Express the lines below as a Markdown table with the columns "Row" and "Line". Number every non-blank line in sequence under "Row", put its text under "Line", and leave the pictures out.

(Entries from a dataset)

──────────

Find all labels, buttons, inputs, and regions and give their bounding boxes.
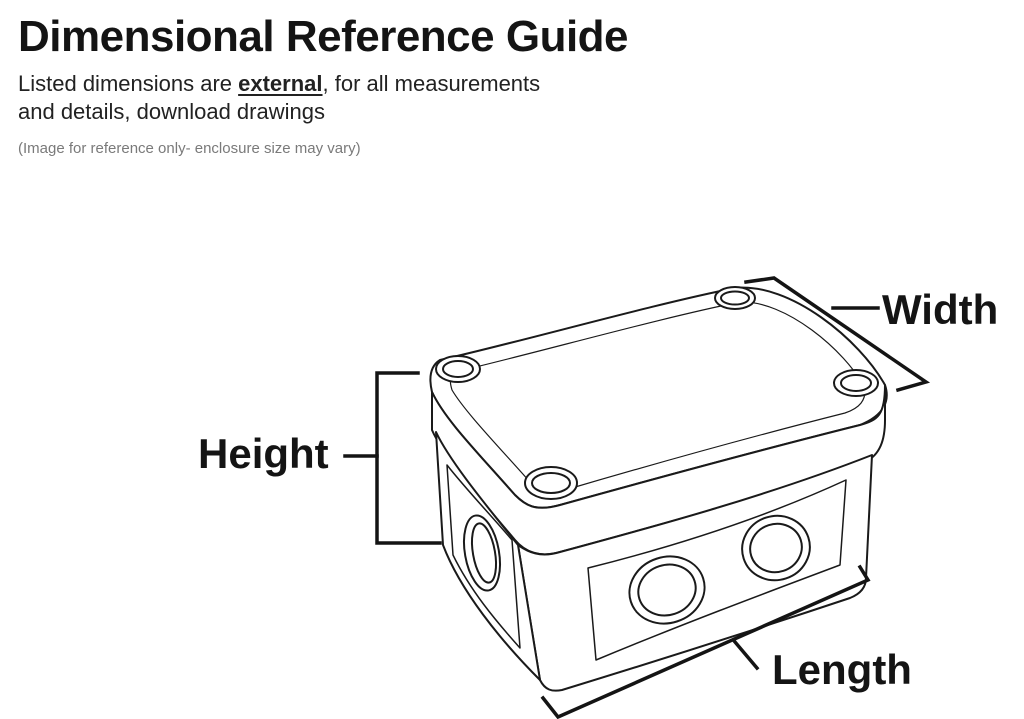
lid-screw-front-left	[524, 466, 578, 500]
subtitle-text-end: , for all measurements	[322, 71, 541, 96]
subtitle-emphasis-external: external	[238, 71, 323, 96]
subtitle-text-start: Listed dimensions are	[18, 71, 239, 96]
enclosure-front-panel	[587, 479, 847, 661]
height-label: Height	[198, 430, 329, 477]
length-bracket	[540, 564, 871, 719]
width-label: Width	[882, 286, 998, 333]
enclosure-side-panel	[446, 464, 521, 649]
front-knockout-left-outer	[628, 555, 706, 625]
width-bracket	[744, 276, 931, 393]
subtitle-line-2: and details, download drawings	[18, 99, 325, 124]
page-title: Dimensional Reference Guide	[18, 12, 629, 61]
front-knockout-right-inner	[749, 522, 803, 574]
front-knockout-right-outer	[741, 514, 811, 582]
side-knockout-outer	[463, 514, 501, 592]
lid-screw-front-right	[833, 369, 879, 397]
dimension-markers	[343, 276, 931, 719]
enclosure-side-face	[435, 431, 541, 681]
length-leader	[732, 639, 760, 671]
enclosure-box-drawing	[429, 286, 888, 692]
side-knockout-inner	[470, 522, 498, 584]
reference-note: (Image for reference only- enclosure siz…	[18, 140, 361, 157]
lid-screw-back-left	[435, 355, 481, 383]
enclosure-lid-inner-edge	[449, 301, 866, 493]
height-bracket	[375, 371, 442, 545]
enclosure-front-face	[517, 454, 873, 692]
lid-screw-back-right	[714, 286, 756, 310]
subtitle: Listed dimensions are external, for all …	[18, 70, 598, 126]
length-label: Length	[772, 646, 912, 693]
front-knockout-left-inner	[637, 563, 697, 617]
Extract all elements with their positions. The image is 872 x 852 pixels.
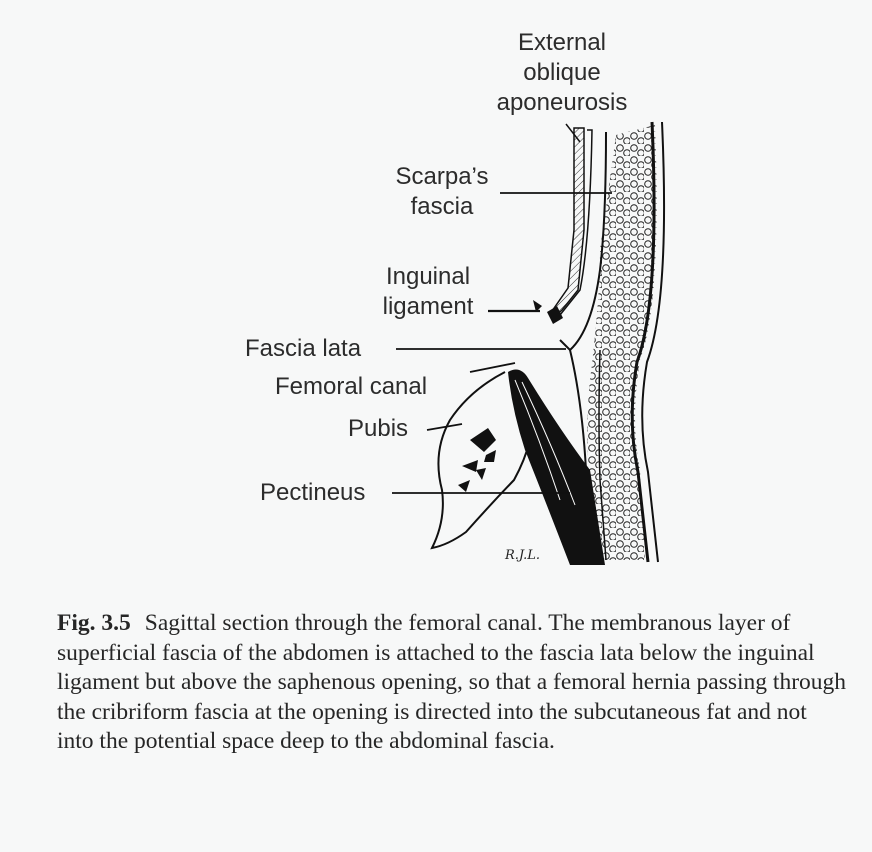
label-external-oblique: External oblique aponeurosis	[486, 28, 638, 118]
subcutaneous-fat	[587, 125, 657, 560]
external-oblique-aponeurosis	[549, 127, 585, 320]
artist-signature: R.J.L.	[505, 548, 541, 563]
label-fascia-lata: Fascia lata	[245, 335, 362, 362]
leader-femoral-canal	[469, 362, 516, 373]
label-aponeurosis: aponeurosis	[496, 89, 628, 116]
inguinal-ligament	[547, 306, 563, 324]
pectineus-muscle	[508, 369, 605, 565]
leader-pubis	[426, 423, 463, 431]
figure-number: Fig. 3.5	[57, 610, 131, 636]
leader-external-oblique	[565, 123, 581, 143]
label-external: External	[517, 29, 607, 56]
pubis-bone-marks	[458, 428, 496, 492]
label-ligament-word: ligament	[382, 293, 474, 320]
label-inguinal: Inguinal ligament	[364, 262, 492, 322]
label-pectineus: Pectineus	[260, 479, 366, 506]
pubis-outline	[430, 371, 531, 550]
label-pubis: Pubis	[348, 415, 409, 442]
label-scarpa: Scarpa’s fascia	[374, 162, 510, 222]
label-inguinal-word: Inguinal	[385, 263, 471, 290]
skin-line-inner	[641, 121, 666, 563]
label-scarpas: Scarpa’s	[395, 163, 489, 190]
caption-text: Sagittal section through the femoral can…	[57, 610, 847, 754]
label-fascia: fascia	[410, 193, 474, 220]
scarpa-fascia-line	[559, 131, 607, 352]
label-oblique: oblique	[523, 59, 601, 86]
label-femoral-canal: Femoral canal	[275, 373, 428, 400]
skin-line	[630, 121, 656, 563]
sagittal-section-drawing	[392, 121, 666, 565]
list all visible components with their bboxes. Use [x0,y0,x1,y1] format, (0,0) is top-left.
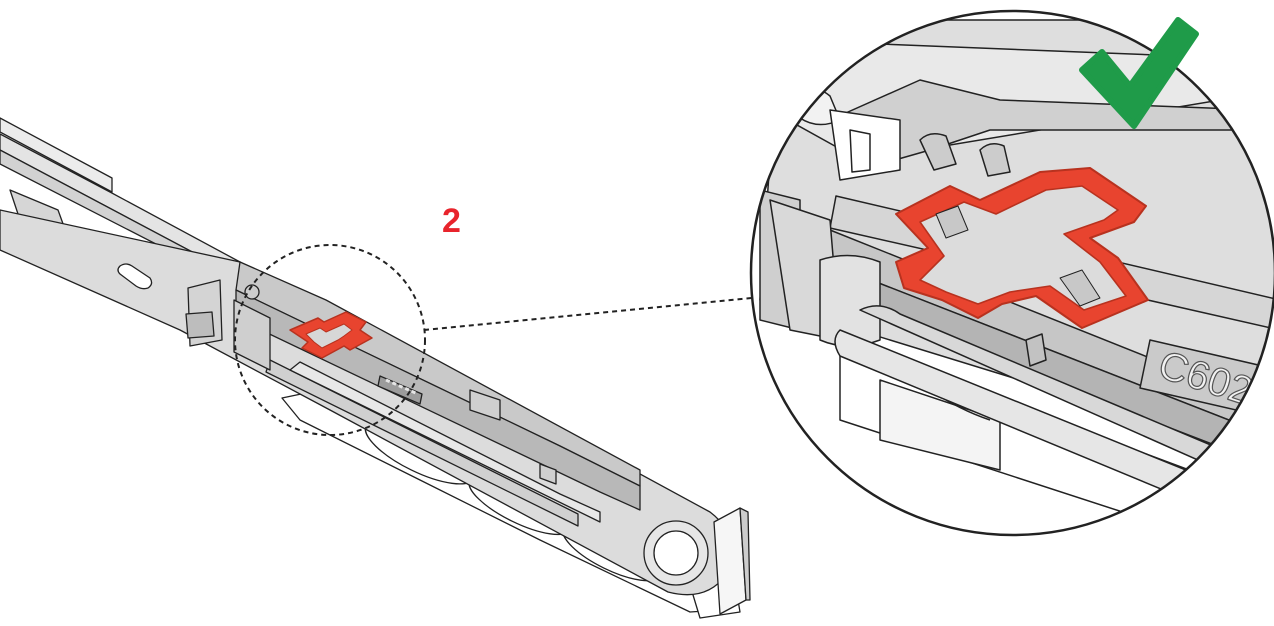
mounting-block [185,279,271,371]
zoom-ridge-1 [919,133,957,171]
detail-marker-circle [234,244,426,436]
checkmark-icon [1079,17,1199,129]
zoom-circle-border [749,9,1274,537]
zoom-rods [834,305,1271,531]
zoom-left-block [759,189,881,347]
zoom-detail-view: C602 [751,11,1274,535]
zoom-stud [1025,333,1047,367]
end-tab [713,507,751,615]
zoom-ridge-2 [979,143,1011,177]
callout-leader-line [423,297,753,331]
keyhole-slot [117,263,153,290]
arm-code-plate [377,375,423,405]
step-number: 2 [442,202,461,240]
red-clip-overview [289,311,373,359]
red-clip-detail [895,167,1149,329]
pivot-bushing [643,520,709,586]
hinge-arm-assembly [0,117,751,619]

──────────

Correct output:
| Row | Line |
|---|---|
| 1 | Find all labels, buttons, inputs, and regions and give their bounding boxes. |
| 2 | lid-screw-front-left	[524, 466, 578, 500] |
| 3 | subtitle-text-end: , for all measurements	[322, 71, 541, 96] |
| 4 | subtitle-emphasis-external: external	[238, 71, 323, 96] |
| 5 | subtitle-text-start: Listed dimensions are	[18, 71, 239, 96] |
| 6 | enclosure-front-panel	[587, 479, 847, 661] |
| 7 | height-label: Height	[198, 430, 329, 477] |
| 8 | length-bracket	[540, 564, 871, 719] |
| 9 | width-label: Width	[882, 286, 998, 333] |
| 10 | enclosure-side-panel	[446, 464, 521, 649] |
| 11 | front-knockout-left-outer	[628, 555, 706, 625] |
| 12 | width-bracket	[744, 276, 931, 393] |
| 13 | subtitle-line-2: and details, download drawings	[18, 99, 325, 124] |
| 14 | page-title: Dimensional Reference Guide	[18, 12, 629, 61] |
| 15 | front-knockout-right-inner	[749, 522, 803, 574] |
| 16 | front-knockout-right-outer	[741, 514, 811, 582] |
| 17 | side-knockout-outer	[463, 514, 501, 592] |
| 18 | lid-screw-front-right	[833, 369, 879, 397] |
| 19 | dimension-markers	[343, 276, 931, 719] |
| 20 | enclosure-side-face	[435, 431, 541, 681] |
| 21 | length-leader	[732, 639, 760, 671] |
| 22 | enclosure-box-drawing	[429, 286, 888, 692] |
| 23 | side-knockout-inner	[470, 522, 498, 584] |
| 24 | reference-note: (Image for reference only- enclosure siz…	[18, 140, 361, 157] |
| 25 | lid-screw-back-left	[435, 355, 481, 383] |
| 26 | enclosure-lid-inner-edge	[449, 301, 866, 493] |
| 27 | height-bracket	[375, 371, 442, 545] |
| 28 | enclosure-front-face	[517, 454, 873, 692] |
| 29 | lid-screw-back-right	[714, 286, 756, 310] |
| 30 | subtitle: Listed dimensions are external, for all …	[18, 70, 598, 126] |
| 31 | length-label: Length	[772, 646, 912, 693] |
| 32 | front-knockout-left-inner	[637, 563, 697, 617] |
| 33 | Extract all elements with their positions. The image is 872 x 852 pixels. |
| 34 | label-external-oblique: External oblique aponeurosis	[486, 28, 638, 118] |
| 35 | subcutaneous-fat	[587, 125, 657, 560] |
| 36 | external-oblique-aponeurosis	[549, 127, 585, 320] |
| 37 | artist-signature: R.J.L.	[505, 548, 541, 563] |
| 38 | label-fascia-lata: Fascia lata	[245, 335, 362, 362] |
| 39 | leader-femoral-canal	[469, 362, 516, 373] |
| 40 | label-aponeurosis: aponeurosis	[496, 89, 628, 116] |
| 41 | inguinal-ligament	[547, 306, 563, 324] |
| 42 | pectineus-muscle	[508, 369, 605, 565] |
| 43 | leader-pubis	[426, 423, 463, 431] |
| 44 | figure-number: Fig. 3.5	[57, 610, 131, 636] |
| 45 | leader-external-oblique	[565, 123, 581, 143] |
| 46 | label-external: External	[517, 29, 607, 56] |
| 47 | pubis-bone-marks	[458, 428, 496, 492] |
| 48 | label-ligament-word: ligament	[382, 293, 474, 320] |
| 49 | label-inguinal: Inguinal ligament	[364, 262, 492, 322] |
| 50 | label-pectineus: Pectineus	[260, 479, 366, 506] |
| 51 | pubis-outline	[430, 371, 531, 550] |
| 52 | label-pubis: Pubis	[348, 415, 409, 442] |
| 53 | label-scarpa: Scarpa’s fascia	[374, 162, 510, 222] |
| 54 | label-inguinal-word: Inguinal	[385, 263, 471, 290] |
| 55 | skin-line-inner	[641, 121, 666, 563] |
| 56 | label-scarpas: Scarpa’s	[395, 163, 489, 190] |
| 57 | caption-text: Sagittal section through the femoral can…	[57, 610, 847, 754] |
| 58 | label-fascia: fascia	[410, 193, 474, 220] |
| 59 | scarpa-fascia-line	[559, 131, 607, 352] |
| 60 | label-oblique: oblique	[523, 59, 601, 86] |
| 61 | label-femoral-canal: Femoral canal	[275, 373, 428, 400] |
| 62 | skin-line	[630, 121, 656, 563] |
| 63 | sagittal-section-drawing	[392, 121, 666, 565] |
| 64 | list all visible components with their bboxes. Use [x0,y0,x1,y1] format, (0,0) is top-left. |
| 65 | mounting-block [185,279,271,371] |
| 66 | zoom-ridge-1 [919,133,957,171] |
| 67 | detail-marker-circle [234,244,426,436] |
| 68 | checkmark-icon [1079,17,1199,129] |
| 69 | zoom-circle-border [749,9,1274,537] |
| 70 | zoom-rods [834,305,1271,531] |
| 71 | zoom-left-block [759,189,881,347] |
| 72 | zoom-detail-view: C602 [751,11,1274,535] |
| 73 | zoom-stud [1025,333,1047,367] |
| 74 | end-tab [713,507,751,615] |
| 75 | zoom-ridge-2 [979,143,1011,177] |
| 76 | callout-leader-line [423,297,753,331] |
| 77 | keyhole-slot [117,263,153,290] |
| 78 | arm-code-plate [377,375,423,405] |
| 79 | step-number: 2 [442,202,461,240] |
| 80 | red-clip-overview [289,311,373,359] |
| 81 | red-clip-detail [895,167,1149,329] |
| 82 | pivot-bushing [643,520,709,586] |
| 83 | hinge-arm-assembly [0,117,751,619] |